***** Records for this task *****
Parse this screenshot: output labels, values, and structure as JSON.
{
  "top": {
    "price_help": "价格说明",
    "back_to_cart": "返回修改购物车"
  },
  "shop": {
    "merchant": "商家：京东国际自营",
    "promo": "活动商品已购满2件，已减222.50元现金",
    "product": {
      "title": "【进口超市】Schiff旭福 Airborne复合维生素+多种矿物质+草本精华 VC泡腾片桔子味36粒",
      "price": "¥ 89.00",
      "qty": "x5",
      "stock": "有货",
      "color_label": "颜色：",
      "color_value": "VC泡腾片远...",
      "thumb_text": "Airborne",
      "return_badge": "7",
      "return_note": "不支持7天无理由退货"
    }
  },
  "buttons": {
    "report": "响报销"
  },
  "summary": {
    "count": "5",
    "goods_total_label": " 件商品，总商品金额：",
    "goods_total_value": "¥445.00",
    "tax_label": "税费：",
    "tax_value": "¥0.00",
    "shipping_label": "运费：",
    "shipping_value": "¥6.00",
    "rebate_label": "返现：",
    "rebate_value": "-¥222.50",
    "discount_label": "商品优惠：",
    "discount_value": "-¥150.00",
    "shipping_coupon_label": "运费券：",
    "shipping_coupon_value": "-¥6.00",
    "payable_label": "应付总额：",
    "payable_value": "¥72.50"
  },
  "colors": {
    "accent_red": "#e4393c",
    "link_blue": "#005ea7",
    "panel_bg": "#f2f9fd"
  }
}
*****
» What the exercise asks
Copy out all of the records above with nothing altered.

» Response to this task
Parse this screenshot: output labels, values, and structure as JSON.
{
  "top": {
    "price_help": "价格说明",
    "back_to_cart": "返回修改购物车"
  },
  "shop": {
    "merchant": "商家：京东国际自营",
    "promo": "活动商品已购满2件，已减222.50元现金",
    "product": {
      "title": "【进口超市】Schiff旭福 Airborne复合维生素+多种矿物质+草本精华 VC泡腾片桔子味36粒",
      "price": "¥ 89.00",
      "qty": "x5",
      "stock": "有货",
      "color_label": "颜色：",
      "color_value": "VC泡腾片远...",
      "thumb_text": "Airborne",
      "return_badge": "7",
      "return_note": "不支持7天无理由退货"
    }
  },
  "buttons": {
    "report": "响报销"
  },
  "summary": {
    "count": "5",
    "goods_total_label": " 件商品，总商品金额：",
    "goods_total_value": "¥445.00",
    "tax_label": "税费：",
    "tax_value": "¥0.00",
    "shipping_label": "运费：",
    "shipping_value": "¥6.00",
    "rebate_label": "返现：",
    "rebate_value": "-¥222.50",
    "discount_label": "商品优惠：",
    "discount_value": "-¥150.00",
    "shipping_coupon_label": "运费券：",
    "shipping_coupon_value": "-¥6.00",
    "payable_label": "应付总额：",
    "payable_value": "¥72.50"
  },
  "colors": {
    "accent_red": "#e4393c",
    "link_blue": "#005ea7",
    "panel_bg": "#f2f9fd"
  }
}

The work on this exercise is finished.